→ Given exercise: Write out every record below exactly as it appears.

→ Entries supplied:
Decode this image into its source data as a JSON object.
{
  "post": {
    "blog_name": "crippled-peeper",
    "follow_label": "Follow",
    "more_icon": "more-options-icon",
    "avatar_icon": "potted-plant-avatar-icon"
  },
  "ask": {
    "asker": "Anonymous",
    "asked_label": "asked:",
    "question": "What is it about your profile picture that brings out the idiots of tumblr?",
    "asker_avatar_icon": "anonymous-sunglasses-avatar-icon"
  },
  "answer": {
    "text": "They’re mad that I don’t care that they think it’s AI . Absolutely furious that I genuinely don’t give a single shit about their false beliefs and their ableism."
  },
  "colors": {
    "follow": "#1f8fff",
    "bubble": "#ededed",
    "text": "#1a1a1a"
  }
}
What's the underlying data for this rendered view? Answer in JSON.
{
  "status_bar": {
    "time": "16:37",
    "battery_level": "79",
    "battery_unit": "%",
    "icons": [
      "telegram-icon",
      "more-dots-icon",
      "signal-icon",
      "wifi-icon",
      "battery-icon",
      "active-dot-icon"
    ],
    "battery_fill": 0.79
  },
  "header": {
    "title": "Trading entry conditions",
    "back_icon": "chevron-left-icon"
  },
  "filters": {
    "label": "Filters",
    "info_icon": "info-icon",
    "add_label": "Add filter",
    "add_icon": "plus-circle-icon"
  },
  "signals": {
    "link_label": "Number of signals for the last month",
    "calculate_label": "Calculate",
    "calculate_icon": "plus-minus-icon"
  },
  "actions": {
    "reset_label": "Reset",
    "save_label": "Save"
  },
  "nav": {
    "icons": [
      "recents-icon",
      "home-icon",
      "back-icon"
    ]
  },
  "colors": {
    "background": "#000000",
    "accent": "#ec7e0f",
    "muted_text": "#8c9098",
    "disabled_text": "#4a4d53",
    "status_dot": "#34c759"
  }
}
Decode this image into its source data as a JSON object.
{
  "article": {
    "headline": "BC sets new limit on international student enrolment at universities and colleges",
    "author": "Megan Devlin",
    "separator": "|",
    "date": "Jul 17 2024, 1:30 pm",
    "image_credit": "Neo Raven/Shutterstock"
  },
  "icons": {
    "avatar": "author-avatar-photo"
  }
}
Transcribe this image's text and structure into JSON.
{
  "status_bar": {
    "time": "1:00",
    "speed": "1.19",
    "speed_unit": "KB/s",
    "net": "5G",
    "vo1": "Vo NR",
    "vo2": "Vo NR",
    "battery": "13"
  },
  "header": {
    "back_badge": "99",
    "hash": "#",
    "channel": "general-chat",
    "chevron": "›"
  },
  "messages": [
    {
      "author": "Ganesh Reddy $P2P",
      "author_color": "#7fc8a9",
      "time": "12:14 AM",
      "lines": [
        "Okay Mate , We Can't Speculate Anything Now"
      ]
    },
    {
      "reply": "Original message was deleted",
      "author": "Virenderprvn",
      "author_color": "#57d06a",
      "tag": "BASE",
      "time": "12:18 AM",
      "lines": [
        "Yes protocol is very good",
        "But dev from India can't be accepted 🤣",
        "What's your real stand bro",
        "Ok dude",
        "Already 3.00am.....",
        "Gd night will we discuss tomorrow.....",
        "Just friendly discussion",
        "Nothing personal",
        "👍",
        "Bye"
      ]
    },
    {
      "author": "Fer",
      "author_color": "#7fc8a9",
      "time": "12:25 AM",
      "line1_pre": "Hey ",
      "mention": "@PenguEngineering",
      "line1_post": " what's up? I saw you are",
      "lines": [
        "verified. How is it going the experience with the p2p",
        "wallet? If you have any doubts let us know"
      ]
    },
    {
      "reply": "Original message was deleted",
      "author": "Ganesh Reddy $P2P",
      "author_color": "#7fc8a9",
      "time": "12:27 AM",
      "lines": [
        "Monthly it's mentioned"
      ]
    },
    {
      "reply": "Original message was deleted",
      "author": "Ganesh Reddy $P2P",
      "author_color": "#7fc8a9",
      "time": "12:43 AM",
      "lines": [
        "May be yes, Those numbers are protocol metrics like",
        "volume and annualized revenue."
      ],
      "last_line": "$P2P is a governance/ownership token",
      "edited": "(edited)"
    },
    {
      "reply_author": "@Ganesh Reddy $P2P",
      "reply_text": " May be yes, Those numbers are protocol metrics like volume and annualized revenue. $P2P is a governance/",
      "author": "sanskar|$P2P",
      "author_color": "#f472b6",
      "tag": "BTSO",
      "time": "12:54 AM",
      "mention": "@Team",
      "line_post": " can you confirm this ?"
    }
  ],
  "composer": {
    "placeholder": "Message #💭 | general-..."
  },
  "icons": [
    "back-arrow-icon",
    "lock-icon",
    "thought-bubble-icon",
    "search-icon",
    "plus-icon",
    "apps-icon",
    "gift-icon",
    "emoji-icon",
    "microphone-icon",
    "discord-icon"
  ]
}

→ Solved problem:
Decode this image into its source data as a JSON object.
{
  "post": {
    "blog_name": "crippled-peeper",
    "follow_label": "Follow",
    "more_icon": "more-options-icon",
    "avatar_icon": "potted-plant-avatar-icon"
  },
  "ask": {
    "asker": "Anonymous",
    "asked_label": "asked:",
    "question": "What is it about your profile picture that brings out the idiots of tumblr?",
    "asker_avatar_icon": "anonymous-sunglasses-avatar-icon"
  },
  "answer": {
    "text": "They’re mad that I don’t care that they think it’s AI . Absolutely furious that I genuinely don’t give a single shit about their false beliefs and their ableism."
  },
  "colors": {
    "follow": "#1f8fff",
    "bubble": "#ededed",
    "text": "#1a1a1a"
  }
}
What's the underlying data for this rendered view? Answer in JSON.
{
  "status_bar": {
    "time": "16:37",
    "battery_level": "79",
    "battery_unit": "%",
    "icons": [
      "telegram-icon",
      "more-dots-icon",
      "signal-icon",
      "wifi-icon",
      "battery-icon",
      "active-dot-icon"
    ],
    "battery_fill": 0.79
  },
  "header": {
    "title": "Trading entry conditions",
    "back_icon": "chevron-left-icon"
  },
  "filters": {
    "label": "Filters",
    "info_icon": "info-icon",
    "add_label": "Add filter",
    "add_icon": "plus-circle-icon"
  },
  "signals": {
    "link_label": "Number of signals for the last month",
    "calculate_label": "Calculate",
    "calculate_icon": "plus-minus-icon"
  },
  "actions": {
    "reset_label": "Reset",
    "save_label": "Save"
  },
  "nav": {
    "icons": [
      "recents-icon",
      "home-icon",
      "back-icon"
    ]
  },
  "colors": {
    "background": "#000000",
    "accent": "#ec7e0f",
    "muted_text": "#8c9098",
    "disabled_text": "#4a4d53",
    "status_dot": "#34c759"
  }
}
Decode this image into its source data as a JSON object.
{
  "article": {
    "headline": "BC sets new limit on international student enrolment at universities and colleges",
    "author": "Megan Devlin",
    "separator": "|",
    "date": "Jul 17 2024, 1:30 pm",
    "image_credit": "Neo Raven/Shutterstock"
  },
  "icons": {
    "avatar": "author-avatar-photo"
  }
}
Transcribe this image's text and structure into JSON.
{
  "status_bar": {
    "time": "1:00",
    "speed": "1.19",
    "speed_unit": "KB/s",
    "net": "5G",
    "vo1": "Vo NR",
    "vo2": "Vo NR",
    "battery": "13"
  },
  "header": {
    "back_badge": "99",
    "hash": "#",
    "channel": "general-chat",
    "chevron": "›"
  },
  "messages": [
    {
      "author": "Ganesh Reddy $P2P",
      "author_color": "#7fc8a9",
      "time": "12:14 AM",
      "lines": [
        "Okay Mate , We Can't Speculate Anything Now"
      ]
    },
    {
      "reply": "Original message was deleted",
      "author": "Virenderprvn",
      "author_color": "#57d06a",
      "tag": "BASE",
      "time": "12:18 AM",
      "lines": [
        "Yes protocol is very good",
        "But dev from India can't be accepted 🤣",
        "What's your real stand bro",
        "Ok dude",
        "Already 3.00am.....",
        "Gd night will we discuss tomorrow.....",
        "Just friendly discussion",
        "Nothing personal",
        "👍",
        "Bye"
      ]
    },
    {
      "author": "Fer",
      "author_color": "#7fc8a9",
      "time": "12:25 AM",
      "line1_pre": "Hey ",
      "mention": "@PenguEngineering",
      "line1_post": " what's up? I saw you are",
      "lines": [
        "verified. How is it going the experience with the p2p",
        "wallet? If you have any doubts let us know"
      ]
    },
    {
      "reply": "Original message was deleted",
      "author": "Ganesh Reddy $P2P",
      "author_color": "#7fc8a9",
      "time": "12:27 AM",
      "lines": [
        "Monthly it's mentioned"
      ]
    },
    {
      "reply": "Original message was deleted",
      "author": "Ganesh Reddy $P2P",
      "author_color": "#7fc8a9",
      "time": "12:43 AM",
      "lines": [
        "May be yes, Those numbers are protocol metrics like",
        "volume and annualized revenue."
      ],
      "last_line": "$P2P is a governance/ownership token",
      "edited": "(edited)"
    },
    {
      "reply_author": "@Ganesh Reddy $P2P",
      "reply_text": " May be yes, Those numbers are protocol metrics like volume and annualized revenue. $P2P is a governance/",
      "author": "sanskar|$P2P",
      "author_color": "#f472b6",
      "tag": "BTSO",
      "time": "12:54 AM",
      "mention": "@Team",
      "line_post": " can you confirm this ?"
    }
  ],
  "composer": {
    "placeholder": "Message #💭 | general-..."
  },
  "icons": [
    "back-arrow-icon",
    "lock-icon",
    "thought-bubble-icon",
    "search-icon",
    "plus-icon",
    "apps-icon",
    "gift-icon",
    "emoji-icon",
    "microphone-icon",
    "discord-icon"
  ]
}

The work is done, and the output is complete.